In the listing below, locate the lines that hold the string "data". Copy those lines.

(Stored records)
--------------------------------------------------

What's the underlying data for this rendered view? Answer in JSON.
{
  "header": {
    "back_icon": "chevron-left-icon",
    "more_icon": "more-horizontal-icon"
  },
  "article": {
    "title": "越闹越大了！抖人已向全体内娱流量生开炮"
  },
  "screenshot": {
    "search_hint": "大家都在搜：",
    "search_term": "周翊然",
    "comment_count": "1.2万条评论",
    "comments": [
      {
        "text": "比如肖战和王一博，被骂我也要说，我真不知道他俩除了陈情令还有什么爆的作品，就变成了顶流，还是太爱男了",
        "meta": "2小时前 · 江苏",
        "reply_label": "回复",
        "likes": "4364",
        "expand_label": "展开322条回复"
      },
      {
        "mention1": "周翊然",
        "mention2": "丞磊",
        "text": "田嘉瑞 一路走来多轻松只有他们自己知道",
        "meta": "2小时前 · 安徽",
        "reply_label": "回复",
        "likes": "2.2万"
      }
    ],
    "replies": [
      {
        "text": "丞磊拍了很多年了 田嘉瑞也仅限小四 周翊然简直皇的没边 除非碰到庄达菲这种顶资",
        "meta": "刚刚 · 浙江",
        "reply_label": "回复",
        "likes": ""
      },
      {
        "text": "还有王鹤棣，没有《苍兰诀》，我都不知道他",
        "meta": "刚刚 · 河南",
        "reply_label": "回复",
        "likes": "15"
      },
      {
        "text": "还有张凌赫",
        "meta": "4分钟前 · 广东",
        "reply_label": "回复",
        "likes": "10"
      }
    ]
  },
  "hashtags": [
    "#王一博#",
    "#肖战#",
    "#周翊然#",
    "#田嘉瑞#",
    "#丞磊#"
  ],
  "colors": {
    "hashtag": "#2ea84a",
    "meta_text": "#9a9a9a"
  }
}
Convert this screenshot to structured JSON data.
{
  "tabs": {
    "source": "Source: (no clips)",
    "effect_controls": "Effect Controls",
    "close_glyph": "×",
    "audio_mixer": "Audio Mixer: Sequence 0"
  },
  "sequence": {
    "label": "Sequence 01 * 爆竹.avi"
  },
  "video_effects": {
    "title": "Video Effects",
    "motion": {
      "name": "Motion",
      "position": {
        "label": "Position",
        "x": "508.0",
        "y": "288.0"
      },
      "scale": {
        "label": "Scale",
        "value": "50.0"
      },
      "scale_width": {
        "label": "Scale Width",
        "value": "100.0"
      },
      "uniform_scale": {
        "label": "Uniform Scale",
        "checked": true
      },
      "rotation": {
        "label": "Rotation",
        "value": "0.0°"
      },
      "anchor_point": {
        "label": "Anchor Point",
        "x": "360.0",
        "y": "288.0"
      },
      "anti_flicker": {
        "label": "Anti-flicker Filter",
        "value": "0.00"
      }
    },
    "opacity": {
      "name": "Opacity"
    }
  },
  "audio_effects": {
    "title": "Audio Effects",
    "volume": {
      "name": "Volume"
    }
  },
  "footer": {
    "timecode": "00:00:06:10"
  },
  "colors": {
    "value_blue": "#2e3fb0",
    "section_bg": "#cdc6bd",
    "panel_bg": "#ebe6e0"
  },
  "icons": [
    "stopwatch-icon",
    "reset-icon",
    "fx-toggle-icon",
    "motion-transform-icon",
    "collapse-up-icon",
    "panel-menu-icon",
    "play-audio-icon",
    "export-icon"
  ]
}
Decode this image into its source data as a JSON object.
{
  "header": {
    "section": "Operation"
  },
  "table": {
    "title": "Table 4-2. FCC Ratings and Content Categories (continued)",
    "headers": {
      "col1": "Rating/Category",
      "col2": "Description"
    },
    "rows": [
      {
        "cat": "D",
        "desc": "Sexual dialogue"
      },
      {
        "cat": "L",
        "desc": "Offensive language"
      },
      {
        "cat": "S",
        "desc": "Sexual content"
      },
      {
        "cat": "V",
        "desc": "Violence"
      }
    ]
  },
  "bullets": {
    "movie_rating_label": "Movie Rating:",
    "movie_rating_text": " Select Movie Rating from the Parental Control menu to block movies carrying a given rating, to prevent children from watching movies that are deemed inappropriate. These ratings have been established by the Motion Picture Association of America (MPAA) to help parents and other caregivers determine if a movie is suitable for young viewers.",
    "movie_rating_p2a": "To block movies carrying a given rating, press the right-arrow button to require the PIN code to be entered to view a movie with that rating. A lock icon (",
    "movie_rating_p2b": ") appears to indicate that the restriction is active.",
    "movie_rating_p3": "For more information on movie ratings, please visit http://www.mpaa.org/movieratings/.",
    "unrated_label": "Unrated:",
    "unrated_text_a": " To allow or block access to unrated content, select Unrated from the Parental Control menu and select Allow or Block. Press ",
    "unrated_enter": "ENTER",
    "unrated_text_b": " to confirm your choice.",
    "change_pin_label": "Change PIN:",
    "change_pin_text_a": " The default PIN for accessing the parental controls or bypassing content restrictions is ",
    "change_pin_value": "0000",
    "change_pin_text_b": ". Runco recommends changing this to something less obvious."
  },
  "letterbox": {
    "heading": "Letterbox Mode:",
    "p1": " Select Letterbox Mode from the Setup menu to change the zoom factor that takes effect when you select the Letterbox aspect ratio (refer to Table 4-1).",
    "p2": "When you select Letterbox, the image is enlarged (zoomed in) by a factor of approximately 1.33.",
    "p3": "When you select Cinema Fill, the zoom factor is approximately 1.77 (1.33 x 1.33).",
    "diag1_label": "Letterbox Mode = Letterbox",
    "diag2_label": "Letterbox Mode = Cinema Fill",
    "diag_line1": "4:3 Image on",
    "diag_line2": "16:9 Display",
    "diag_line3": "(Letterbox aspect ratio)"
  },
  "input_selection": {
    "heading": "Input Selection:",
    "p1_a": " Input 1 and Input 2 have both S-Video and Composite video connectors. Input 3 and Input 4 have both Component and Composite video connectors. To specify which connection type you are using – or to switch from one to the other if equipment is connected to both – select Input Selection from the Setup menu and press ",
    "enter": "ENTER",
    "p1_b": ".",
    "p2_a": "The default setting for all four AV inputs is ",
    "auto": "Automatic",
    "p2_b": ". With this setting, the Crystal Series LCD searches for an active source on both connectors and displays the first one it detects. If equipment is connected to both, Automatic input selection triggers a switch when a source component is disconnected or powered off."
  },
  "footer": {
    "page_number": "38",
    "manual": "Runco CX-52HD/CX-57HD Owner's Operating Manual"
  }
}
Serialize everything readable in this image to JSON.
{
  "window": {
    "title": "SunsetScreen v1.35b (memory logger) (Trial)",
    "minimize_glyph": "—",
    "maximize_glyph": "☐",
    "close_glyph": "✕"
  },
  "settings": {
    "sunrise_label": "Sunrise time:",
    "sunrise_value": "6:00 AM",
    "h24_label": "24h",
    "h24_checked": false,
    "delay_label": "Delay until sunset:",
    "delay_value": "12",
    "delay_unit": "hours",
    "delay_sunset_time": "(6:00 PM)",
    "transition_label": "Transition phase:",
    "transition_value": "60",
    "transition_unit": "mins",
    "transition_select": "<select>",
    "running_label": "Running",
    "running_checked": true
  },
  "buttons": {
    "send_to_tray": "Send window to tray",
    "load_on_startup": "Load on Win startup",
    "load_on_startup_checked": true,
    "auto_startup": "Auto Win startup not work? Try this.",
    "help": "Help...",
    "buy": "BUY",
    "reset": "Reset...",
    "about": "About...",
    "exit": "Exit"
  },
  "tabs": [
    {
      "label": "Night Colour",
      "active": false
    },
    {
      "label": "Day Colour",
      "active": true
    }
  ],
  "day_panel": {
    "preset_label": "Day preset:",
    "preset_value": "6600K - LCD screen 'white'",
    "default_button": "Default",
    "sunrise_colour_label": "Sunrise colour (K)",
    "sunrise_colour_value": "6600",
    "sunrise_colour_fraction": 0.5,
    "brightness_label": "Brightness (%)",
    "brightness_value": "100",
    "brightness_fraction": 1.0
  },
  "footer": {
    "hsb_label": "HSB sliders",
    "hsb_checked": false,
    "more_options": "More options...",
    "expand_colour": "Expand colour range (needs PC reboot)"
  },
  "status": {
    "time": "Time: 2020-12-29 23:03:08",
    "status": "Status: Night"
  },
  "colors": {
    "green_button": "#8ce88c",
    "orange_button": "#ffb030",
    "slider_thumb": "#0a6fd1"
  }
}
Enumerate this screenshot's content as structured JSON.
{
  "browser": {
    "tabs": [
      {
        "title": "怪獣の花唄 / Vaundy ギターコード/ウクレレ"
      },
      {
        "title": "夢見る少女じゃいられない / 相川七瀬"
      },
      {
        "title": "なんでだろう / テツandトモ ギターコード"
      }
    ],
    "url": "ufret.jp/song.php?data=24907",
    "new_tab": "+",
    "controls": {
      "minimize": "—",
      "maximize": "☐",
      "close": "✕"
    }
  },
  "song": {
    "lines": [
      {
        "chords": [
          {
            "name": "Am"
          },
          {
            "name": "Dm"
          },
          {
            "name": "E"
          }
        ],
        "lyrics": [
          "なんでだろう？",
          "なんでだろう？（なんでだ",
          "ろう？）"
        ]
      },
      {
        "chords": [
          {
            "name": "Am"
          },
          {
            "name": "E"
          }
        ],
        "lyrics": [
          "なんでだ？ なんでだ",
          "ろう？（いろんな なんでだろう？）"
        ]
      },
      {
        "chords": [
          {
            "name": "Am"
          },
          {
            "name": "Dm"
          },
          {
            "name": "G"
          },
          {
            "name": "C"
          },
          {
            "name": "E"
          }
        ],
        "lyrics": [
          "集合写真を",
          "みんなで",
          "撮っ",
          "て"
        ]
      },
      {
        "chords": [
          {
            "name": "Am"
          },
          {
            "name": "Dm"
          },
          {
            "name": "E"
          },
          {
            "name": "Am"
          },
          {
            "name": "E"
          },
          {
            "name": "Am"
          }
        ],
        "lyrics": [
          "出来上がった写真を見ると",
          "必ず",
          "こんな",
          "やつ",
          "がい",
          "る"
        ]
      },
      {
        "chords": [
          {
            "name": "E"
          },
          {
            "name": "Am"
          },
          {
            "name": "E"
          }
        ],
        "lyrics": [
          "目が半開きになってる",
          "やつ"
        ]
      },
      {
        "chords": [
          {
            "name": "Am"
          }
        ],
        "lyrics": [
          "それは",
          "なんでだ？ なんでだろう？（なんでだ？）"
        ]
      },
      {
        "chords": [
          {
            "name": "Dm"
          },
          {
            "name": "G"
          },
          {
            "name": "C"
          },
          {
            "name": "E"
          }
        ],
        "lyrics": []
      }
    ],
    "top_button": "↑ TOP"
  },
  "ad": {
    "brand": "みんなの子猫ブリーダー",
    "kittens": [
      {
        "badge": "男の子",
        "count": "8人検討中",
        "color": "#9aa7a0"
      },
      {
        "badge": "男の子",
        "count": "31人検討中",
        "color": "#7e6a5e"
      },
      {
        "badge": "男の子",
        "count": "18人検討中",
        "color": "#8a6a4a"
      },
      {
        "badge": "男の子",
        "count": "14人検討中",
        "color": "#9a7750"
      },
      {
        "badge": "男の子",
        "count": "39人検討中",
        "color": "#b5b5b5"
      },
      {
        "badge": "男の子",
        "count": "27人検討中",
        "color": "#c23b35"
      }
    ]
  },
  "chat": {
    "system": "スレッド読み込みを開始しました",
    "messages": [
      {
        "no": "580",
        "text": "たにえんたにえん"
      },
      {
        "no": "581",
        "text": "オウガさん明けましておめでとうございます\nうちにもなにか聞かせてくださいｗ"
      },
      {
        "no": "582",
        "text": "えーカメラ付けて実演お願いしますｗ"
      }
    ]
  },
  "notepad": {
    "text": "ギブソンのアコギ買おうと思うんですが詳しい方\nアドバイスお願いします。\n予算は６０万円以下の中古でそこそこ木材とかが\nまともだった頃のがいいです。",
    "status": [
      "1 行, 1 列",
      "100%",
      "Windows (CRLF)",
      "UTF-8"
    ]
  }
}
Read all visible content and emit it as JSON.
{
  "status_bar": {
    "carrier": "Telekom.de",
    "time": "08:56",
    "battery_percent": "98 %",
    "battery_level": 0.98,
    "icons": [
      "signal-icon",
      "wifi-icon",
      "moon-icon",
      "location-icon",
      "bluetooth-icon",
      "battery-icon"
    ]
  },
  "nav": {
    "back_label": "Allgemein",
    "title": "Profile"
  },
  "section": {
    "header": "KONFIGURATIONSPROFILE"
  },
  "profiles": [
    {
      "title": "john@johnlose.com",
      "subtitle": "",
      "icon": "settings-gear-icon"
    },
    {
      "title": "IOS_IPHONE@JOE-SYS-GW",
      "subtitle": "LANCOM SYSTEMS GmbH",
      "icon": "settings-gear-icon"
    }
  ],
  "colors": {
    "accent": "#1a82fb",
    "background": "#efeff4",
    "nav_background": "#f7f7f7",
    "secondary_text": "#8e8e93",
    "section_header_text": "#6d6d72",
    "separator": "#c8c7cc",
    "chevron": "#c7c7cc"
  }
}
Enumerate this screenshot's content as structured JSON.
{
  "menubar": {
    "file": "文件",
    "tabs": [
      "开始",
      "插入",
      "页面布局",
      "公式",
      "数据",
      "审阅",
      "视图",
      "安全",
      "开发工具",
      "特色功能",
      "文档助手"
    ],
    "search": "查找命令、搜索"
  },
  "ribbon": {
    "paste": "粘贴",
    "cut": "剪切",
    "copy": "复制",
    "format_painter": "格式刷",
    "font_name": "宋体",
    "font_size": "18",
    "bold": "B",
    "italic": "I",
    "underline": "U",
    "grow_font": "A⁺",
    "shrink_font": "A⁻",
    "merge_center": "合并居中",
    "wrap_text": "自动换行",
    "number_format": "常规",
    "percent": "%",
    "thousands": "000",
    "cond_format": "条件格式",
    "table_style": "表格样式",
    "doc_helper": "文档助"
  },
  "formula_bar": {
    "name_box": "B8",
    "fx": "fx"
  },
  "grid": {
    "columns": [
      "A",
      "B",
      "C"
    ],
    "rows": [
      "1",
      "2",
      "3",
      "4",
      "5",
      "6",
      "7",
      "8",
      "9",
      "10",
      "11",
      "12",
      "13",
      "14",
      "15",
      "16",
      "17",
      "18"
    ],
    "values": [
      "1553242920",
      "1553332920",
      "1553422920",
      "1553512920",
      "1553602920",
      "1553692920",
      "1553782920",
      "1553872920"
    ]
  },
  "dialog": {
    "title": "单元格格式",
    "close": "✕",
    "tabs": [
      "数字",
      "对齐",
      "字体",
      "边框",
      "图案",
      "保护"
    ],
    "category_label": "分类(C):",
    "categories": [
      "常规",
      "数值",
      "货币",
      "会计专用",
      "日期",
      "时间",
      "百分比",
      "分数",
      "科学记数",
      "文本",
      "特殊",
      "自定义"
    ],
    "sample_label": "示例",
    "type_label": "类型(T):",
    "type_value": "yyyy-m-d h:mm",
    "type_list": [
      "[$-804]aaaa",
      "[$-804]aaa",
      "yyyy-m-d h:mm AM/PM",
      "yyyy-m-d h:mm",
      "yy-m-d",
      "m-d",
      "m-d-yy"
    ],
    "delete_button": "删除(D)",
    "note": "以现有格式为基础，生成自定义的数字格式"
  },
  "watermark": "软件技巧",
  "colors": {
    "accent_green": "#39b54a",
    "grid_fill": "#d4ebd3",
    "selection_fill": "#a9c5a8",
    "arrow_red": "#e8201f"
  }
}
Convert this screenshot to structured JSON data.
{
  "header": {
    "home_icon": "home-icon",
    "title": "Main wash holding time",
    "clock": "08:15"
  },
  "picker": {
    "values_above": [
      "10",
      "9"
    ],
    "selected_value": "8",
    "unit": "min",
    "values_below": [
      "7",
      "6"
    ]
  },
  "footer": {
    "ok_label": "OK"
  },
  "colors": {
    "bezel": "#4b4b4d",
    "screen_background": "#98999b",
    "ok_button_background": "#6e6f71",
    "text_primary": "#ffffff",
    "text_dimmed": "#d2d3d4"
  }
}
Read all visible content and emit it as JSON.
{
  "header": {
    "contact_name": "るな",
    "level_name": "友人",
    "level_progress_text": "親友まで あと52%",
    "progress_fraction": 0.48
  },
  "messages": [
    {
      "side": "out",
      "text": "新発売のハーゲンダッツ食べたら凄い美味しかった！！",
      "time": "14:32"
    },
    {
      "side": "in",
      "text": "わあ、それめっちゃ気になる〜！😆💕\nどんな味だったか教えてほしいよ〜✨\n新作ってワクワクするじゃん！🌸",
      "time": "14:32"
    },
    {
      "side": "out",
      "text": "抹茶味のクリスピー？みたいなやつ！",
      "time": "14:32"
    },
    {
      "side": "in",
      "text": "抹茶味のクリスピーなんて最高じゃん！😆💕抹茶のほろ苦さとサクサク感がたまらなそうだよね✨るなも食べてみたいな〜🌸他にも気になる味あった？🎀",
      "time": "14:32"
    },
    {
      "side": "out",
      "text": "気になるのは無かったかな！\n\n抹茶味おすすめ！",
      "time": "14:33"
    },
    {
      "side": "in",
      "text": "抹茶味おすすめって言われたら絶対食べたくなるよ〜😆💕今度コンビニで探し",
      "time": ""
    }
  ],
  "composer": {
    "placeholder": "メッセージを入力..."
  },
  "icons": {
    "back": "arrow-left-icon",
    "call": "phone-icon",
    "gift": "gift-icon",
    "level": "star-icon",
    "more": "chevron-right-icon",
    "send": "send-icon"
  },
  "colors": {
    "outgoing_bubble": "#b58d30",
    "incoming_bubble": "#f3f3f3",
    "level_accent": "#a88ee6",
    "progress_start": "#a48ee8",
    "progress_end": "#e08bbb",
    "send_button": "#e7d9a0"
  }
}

--------------------------------------------------

RESULT:
What's the underlying data for this rendered view? Answer in JSON.
Convert this screenshot to structured JSON data.
Decode this image into its source data as a JSON object.
    "url": "ufret.jp/song.php?data=24907",
Convert this screenshot to structured JSON data.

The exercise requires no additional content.